■ TASK PROMPT ■
Nothing in the records may be left out or altered; reproduce them all exactly.
═══ EXERCISE DATA ═══
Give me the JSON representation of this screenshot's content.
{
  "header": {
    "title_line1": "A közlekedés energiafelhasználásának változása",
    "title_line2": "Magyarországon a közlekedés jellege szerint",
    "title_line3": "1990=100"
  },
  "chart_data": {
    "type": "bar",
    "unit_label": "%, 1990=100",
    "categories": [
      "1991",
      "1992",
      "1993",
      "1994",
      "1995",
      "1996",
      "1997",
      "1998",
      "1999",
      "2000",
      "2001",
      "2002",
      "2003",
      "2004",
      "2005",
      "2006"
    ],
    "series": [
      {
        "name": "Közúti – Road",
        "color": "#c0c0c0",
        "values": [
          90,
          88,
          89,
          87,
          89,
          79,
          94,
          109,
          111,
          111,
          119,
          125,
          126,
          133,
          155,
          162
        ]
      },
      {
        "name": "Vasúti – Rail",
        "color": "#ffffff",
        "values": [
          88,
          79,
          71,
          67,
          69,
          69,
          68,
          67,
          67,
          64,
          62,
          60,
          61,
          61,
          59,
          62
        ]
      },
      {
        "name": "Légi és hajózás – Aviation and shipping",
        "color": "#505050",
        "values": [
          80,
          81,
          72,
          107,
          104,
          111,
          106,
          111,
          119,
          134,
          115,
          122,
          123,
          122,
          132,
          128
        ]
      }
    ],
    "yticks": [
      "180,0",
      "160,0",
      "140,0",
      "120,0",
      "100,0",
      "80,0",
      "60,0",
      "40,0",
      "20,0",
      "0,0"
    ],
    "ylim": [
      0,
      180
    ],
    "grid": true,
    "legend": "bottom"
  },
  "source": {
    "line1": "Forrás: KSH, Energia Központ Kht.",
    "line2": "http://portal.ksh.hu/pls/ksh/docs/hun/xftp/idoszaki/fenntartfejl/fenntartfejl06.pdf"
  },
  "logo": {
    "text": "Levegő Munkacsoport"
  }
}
═══
■ RESPONSE TO THIS EXERCISE ■
Give me the JSON representation of this screenshot's content.
{
  "header": {
    "title_line1": "A közlekedés energiafelhasználásának változása",
    "title_line2": "Magyarországon a közlekedés jellege szerint",
    "title_line3": "1990=100"
  },
  "chart_data": {
    "type": "bar",
    "unit_label": "%, 1990=100",
    "categories": [
      "1991",
      "1992",
      "1993",
      "1994",
      "1995",
      "1996",
      "1997",
      "1998",
      "1999",
      "2000",
      "2001",
      "2002",
      "2003",
      "2004",
      "2005",
      "2006"
    ],
    "series": [
      {
        "name": "Közúti – Road",
        "color": "#c0c0c0",
        "values": [
          90,
          88,
          89,
          87,
          89,
          79,
          94,
          109,
          111,
          111,
          119,
          125,
          126,
          133,
          155,
          162
        ]
      },
      {
        "name": "Vasúti – Rail",
        "color": "#ffffff",
        "values": [
          88,
          79,
          71,
          67,
          69,
          69,
          68,
          67,
          67,
          64,
          62,
          60,
          61,
          61,
          59,
          62
        ]
      },
      {
        "name": "Légi és hajózás – Aviation and shipping",
        "color": "#505050",
        "values": [
          80,
          81,
          72,
          107,
          104,
          111,
          106,
          111,
          119,
          134,
          115,
          122,
          123,
          122,
          132,
          128
        ]
      }
    ],
    "yticks": [
      "180,0",
      "160,0",
      "140,0",
      "120,0",
      "100,0",
      "80,0",
      "60,0",
      "40,0",
      "20,0",
      "0,0"
    ],
    "ylim": [
      0,
      180
    ],
    "grid": true,
    "legend": "bottom"
  },
  "source": {
    "line1": "Forrás: KSH, Energia Központ Kht.",
    "line2": "http://portal.ksh.hu/pls/ksh/docs/hun/xftp/idoszaki/fenntartfejl/fenntartfejl06.pdf"
  },
  "logo": {
    "text": "Levegő Munkacsoport"
  }
}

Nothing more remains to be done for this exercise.